§ Input rows:
______

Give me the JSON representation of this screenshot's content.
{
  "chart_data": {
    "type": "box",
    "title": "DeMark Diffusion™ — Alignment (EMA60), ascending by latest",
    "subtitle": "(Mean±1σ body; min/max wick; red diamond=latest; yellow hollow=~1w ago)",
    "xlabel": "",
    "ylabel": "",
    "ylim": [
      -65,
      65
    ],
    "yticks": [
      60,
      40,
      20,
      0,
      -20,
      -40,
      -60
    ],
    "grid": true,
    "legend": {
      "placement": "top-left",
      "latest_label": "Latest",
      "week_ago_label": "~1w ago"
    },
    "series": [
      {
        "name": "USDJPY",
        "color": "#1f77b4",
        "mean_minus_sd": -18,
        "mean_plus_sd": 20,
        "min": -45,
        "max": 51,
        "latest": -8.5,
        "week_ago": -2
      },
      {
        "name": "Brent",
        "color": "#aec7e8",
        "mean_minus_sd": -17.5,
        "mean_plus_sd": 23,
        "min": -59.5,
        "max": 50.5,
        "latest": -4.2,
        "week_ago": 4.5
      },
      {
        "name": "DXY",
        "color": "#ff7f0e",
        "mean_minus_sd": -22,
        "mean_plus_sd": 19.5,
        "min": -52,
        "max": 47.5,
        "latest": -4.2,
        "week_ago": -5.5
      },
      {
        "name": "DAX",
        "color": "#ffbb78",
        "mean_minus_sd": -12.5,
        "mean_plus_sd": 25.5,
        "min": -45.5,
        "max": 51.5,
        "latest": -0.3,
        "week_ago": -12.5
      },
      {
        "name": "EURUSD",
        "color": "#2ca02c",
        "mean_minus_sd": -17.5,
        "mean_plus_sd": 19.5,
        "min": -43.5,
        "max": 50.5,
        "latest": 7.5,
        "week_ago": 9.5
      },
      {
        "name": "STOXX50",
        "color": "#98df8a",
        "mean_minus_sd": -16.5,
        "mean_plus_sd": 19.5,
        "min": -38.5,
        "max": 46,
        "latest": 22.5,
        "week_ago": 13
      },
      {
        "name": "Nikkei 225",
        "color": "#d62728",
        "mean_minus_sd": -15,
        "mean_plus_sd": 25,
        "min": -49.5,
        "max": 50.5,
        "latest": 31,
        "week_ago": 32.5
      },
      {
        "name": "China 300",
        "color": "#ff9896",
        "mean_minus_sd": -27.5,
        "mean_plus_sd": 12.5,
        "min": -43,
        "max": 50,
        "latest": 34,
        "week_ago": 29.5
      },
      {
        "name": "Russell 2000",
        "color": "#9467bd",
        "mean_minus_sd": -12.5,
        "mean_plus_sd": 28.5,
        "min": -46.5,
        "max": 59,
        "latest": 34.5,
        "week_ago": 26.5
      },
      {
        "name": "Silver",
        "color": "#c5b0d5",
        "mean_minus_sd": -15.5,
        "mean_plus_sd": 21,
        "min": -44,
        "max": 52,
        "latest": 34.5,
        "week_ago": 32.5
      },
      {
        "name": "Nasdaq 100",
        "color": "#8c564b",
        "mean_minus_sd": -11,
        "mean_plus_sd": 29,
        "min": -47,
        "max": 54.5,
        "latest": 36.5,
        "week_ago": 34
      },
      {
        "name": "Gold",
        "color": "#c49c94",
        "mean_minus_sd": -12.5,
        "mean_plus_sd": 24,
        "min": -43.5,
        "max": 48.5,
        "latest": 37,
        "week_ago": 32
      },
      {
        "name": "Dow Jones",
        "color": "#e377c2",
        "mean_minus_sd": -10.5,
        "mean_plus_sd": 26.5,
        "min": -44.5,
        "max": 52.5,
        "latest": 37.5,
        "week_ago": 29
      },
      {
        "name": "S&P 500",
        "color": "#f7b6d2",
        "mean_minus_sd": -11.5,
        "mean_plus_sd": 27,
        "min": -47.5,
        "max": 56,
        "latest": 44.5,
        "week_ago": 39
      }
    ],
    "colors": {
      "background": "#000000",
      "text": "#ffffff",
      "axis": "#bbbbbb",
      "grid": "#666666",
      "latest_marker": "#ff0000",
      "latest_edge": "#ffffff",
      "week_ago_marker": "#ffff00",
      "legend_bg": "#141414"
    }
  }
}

______

§ Task instructions:
Give a word-for-word copy of the records.

§ Response to the task:
Give me the JSON representation of this screenshot's content.
{
  "chart_data": {
    "type": "box",
    "title": "DeMark Diffusion™ — Alignment (EMA60), ascending by latest",
    "subtitle": "(Mean±1σ body; min/max wick; red diamond=latest; yellow hollow=~1w ago)",
    "xlabel": "",
    "ylabel": "",
    "ylim": [
      -65,
      65
    ],
    "yticks": [
      60,
      40,
      20,
      0,
      -20,
      -40,
      -60
    ],
    "grid": true,
    "legend": {
      "placement": "top-left",
      "latest_label": "Latest",
      "week_ago_label": "~1w ago"
    },
    "series": [
      {
        "name": "USDJPY",
        "color": "#1f77b4",
        "mean_minus_sd": -18,
        "mean_plus_sd": 20,
        "min": -45,
        "max": 51,
        "latest": -8.5,
        "week_ago": -2
      },
      {
        "name": "Brent",
        "color": "#aec7e8",
        "mean_minus_sd": -17.5,
        "mean_plus_sd": 23,
        "min": -59.5,
        "max": 50.5,
        "latest": -4.2,
        "week_ago": 4.5
      },
      {
        "name": "DXY",
        "color": "#ff7f0e",
        "mean_minus_sd": -22,
        "mean_plus_sd": 19.5,
        "min": -52,
        "max": 47.5,
        "latest": -4.2,
        "week_ago": -5.5
      },
      {
        "name": "DAX",
        "color": "#ffbb78",
        "mean_minus_sd": -12.5,
        "mean_plus_sd": 25.5,
        "min": -45.5,
        "max": 51.5,
        "latest": -0.3,
        "week_ago": -12.5
      },
      {
        "name": "EURUSD",
        "color": "#2ca02c",
        "mean_minus_sd": -17.5,
        "mean_plus_sd": 19.5,
        "min": -43.5,
        "max": 50.5,
        "latest": 7.5,
        "week_ago": 9.5
      },
      {
        "name": "STOXX50",
        "color": "#98df8a",
        "mean_minus_sd": -16.5,
        "mean_plus_sd": 19.5,
        "min": -38.5,
        "max": 46,
        "latest": 22.5,
        "week_ago": 13
      },
      {
        "name": "Nikkei 225",
        "color": "#d62728",
        "mean_minus_sd": -15,
        "mean_plus_sd": 25,
        "min": -49.5,
        "max": 50.5,
        "latest": 31,
        "week_ago": 32.5
      },
      {
        "name": "China 300",
        "color": "#ff9896",
        "mean_minus_sd": -27.5,
        "mean_plus_sd": 12.5,
        "min": -43,
        "max": 50,
        "latest": 34,
        "week_ago": 29.5
      },
      {
        "name": "Russell 2000",
        "color": "#9467bd",
        "mean_minus_sd": -12.5,
        "mean_plus_sd": 28.5,
        "min": -46.5,
        "max": 59,
        "latest": 34.5,
        "week_ago": 26.5
      },
      {
        "name": "Silver",
        "color": "#c5b0d5",
        "mean_minus_sd": -15.5,
        "mean_plus_sd": 21,
        "min": -44,
        "max": 52,
        "latest": 34.5,
        "week_ago": 32.5
      },
      {
        "name": "Nasdaq 100",
        "color": "#8c564b",
        "mean_minus_sd": -11,
        "mean_plus_sd": 29,
        "min": -47,
        "max": 54.5,
        "latest": 36.5,
        "week_ago": 34
      },
      {
        "name": "Gold",
        "color": "#c49c94",
        "mean_minus_sd": -12.5,
        "mean_plus_sd": 24,
        "min": -43.5,
        "max": 48.5,
        "latest": 37,
        "week_ago": 32
      },
      {
        "name": "Dow Jones",
        "color": "#e377c2",
        "mean_minus_sd": -10.5,
        "mean_plus_sd": 26.5,
        "min": -44.5,
        "max": 52.5,
        "latest": 37.5,
        "week_ago": 29
      },
      {
        "name": "S&P 500",
        "color": "#f7b6d2",
        "mean_minus_sd": -11.5,
        "mean_plus_sd": 27,
        "min": -47.5,
        "max": 56,
        "latest": 44.5,
        "week_ago": 39
      }
    ],
    "colors": {
      "background": "#000000",
      "text": "#ffffff",
      "axis": "#bbbbbb",
      "grid": "#666666",
      "latest_marker": "#ff0000",
      "latest_edge": "#ffffff",
      "week_ago_marker": "#ffff00",
      "legend_bg": "#141414"
    }
  }
}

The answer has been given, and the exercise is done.